* _TASK GOAL_: Say how many lines of the listing below contain "образования", giving the number and nothing else.

▬▬▬▬▬▬▬▬▬▬

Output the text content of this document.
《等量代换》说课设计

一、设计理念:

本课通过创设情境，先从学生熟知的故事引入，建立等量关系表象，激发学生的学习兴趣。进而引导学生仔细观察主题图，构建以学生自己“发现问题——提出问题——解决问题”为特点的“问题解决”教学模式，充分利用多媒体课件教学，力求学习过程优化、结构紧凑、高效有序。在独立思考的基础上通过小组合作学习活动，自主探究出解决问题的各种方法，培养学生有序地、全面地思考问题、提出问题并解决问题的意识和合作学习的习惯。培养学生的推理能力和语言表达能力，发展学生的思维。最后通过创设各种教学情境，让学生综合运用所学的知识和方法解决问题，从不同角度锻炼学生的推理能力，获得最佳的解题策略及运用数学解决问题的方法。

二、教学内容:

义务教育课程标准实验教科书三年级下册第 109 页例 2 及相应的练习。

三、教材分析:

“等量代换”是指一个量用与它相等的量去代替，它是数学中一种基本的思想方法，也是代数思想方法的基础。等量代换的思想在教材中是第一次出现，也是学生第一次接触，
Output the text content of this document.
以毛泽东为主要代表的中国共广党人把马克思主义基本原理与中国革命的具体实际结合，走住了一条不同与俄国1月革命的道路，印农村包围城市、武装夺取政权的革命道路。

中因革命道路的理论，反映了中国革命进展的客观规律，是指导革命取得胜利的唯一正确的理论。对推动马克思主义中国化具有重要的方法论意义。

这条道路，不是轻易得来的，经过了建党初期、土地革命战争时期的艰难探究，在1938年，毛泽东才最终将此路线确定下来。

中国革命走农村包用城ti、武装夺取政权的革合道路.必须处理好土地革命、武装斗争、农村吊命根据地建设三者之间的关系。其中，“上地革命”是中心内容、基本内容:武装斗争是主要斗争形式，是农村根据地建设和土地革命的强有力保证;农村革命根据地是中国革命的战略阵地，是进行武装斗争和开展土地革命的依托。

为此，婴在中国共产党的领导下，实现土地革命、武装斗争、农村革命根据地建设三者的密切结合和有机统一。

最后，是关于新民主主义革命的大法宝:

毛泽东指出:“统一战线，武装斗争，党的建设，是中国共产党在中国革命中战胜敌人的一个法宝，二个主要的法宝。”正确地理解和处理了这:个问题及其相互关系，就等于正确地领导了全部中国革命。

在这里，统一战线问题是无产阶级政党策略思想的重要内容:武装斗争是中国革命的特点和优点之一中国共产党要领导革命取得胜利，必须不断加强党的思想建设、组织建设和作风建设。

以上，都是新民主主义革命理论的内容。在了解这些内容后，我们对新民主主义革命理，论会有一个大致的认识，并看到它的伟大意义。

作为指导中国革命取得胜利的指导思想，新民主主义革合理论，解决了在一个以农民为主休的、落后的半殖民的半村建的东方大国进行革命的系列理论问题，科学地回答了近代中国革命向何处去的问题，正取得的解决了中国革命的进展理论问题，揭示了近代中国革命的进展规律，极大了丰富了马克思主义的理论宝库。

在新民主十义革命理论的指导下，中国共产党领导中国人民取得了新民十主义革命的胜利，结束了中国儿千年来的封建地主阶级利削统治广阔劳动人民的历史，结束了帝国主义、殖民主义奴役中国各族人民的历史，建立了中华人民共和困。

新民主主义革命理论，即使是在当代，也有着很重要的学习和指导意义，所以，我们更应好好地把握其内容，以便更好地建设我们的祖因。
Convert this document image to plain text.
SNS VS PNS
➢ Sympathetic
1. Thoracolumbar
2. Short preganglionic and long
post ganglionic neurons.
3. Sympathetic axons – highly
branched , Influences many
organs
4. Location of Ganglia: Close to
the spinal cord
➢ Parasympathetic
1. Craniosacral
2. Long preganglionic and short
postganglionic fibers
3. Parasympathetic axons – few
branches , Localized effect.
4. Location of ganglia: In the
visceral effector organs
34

▬▬▬▬▬▬▬▬▬▬

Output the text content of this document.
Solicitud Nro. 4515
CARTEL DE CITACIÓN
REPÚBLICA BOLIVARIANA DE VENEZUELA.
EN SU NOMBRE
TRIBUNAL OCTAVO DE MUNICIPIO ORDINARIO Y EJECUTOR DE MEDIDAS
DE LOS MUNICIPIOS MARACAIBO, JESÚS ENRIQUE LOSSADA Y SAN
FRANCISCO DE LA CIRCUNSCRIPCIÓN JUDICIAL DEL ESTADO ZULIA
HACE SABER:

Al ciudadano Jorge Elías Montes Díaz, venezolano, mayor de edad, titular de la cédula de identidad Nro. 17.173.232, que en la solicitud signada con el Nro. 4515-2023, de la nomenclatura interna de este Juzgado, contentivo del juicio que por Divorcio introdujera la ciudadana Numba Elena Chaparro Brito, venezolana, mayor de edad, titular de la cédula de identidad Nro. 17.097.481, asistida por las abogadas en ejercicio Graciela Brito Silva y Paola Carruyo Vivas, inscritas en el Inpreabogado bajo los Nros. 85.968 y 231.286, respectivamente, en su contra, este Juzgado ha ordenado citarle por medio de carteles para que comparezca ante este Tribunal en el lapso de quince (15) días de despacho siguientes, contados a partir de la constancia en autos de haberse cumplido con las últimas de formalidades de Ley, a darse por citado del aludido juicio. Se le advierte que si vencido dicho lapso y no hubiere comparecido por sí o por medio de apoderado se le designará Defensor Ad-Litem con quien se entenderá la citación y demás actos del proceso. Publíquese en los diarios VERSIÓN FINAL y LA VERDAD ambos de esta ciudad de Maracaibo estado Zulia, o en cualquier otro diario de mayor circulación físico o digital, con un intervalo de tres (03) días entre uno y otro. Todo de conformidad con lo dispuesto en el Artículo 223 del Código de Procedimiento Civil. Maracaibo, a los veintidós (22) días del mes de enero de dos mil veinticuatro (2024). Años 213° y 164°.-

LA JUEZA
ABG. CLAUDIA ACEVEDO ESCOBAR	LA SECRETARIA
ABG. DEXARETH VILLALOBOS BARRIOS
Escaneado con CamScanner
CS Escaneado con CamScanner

▬▬▬▬▬▬▬▬▬▬

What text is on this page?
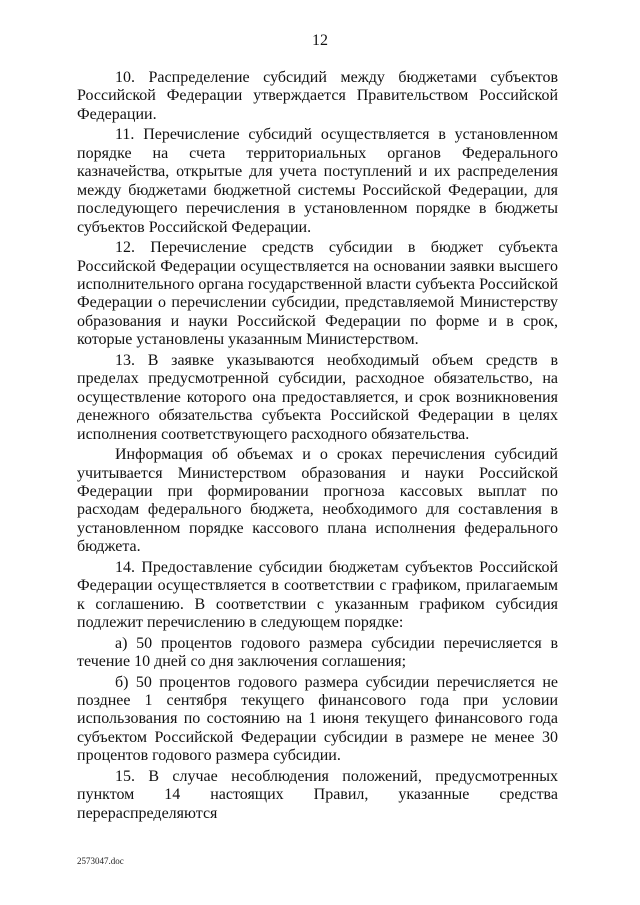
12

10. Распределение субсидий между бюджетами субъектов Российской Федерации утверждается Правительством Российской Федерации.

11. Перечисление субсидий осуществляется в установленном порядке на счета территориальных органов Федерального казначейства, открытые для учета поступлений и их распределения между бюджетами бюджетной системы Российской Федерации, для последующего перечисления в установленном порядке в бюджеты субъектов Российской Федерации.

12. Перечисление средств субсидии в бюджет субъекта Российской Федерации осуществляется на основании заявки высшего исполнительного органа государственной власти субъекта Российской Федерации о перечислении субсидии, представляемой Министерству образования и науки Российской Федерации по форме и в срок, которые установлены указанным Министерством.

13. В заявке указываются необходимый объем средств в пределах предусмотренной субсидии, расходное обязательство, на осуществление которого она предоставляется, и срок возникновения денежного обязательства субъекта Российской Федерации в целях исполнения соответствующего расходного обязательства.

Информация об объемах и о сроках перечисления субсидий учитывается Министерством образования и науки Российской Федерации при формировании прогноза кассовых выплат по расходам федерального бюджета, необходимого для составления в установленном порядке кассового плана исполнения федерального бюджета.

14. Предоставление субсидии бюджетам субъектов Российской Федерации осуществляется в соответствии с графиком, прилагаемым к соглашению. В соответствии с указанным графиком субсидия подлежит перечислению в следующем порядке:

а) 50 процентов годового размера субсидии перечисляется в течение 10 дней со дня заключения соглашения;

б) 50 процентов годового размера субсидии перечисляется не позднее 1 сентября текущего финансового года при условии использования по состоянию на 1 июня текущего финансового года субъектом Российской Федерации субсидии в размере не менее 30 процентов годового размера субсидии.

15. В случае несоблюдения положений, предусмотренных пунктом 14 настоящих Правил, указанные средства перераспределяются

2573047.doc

▬▬▬▬▬▬▬▬▬▬

* _RESPONSE TO THIS TASK_: 2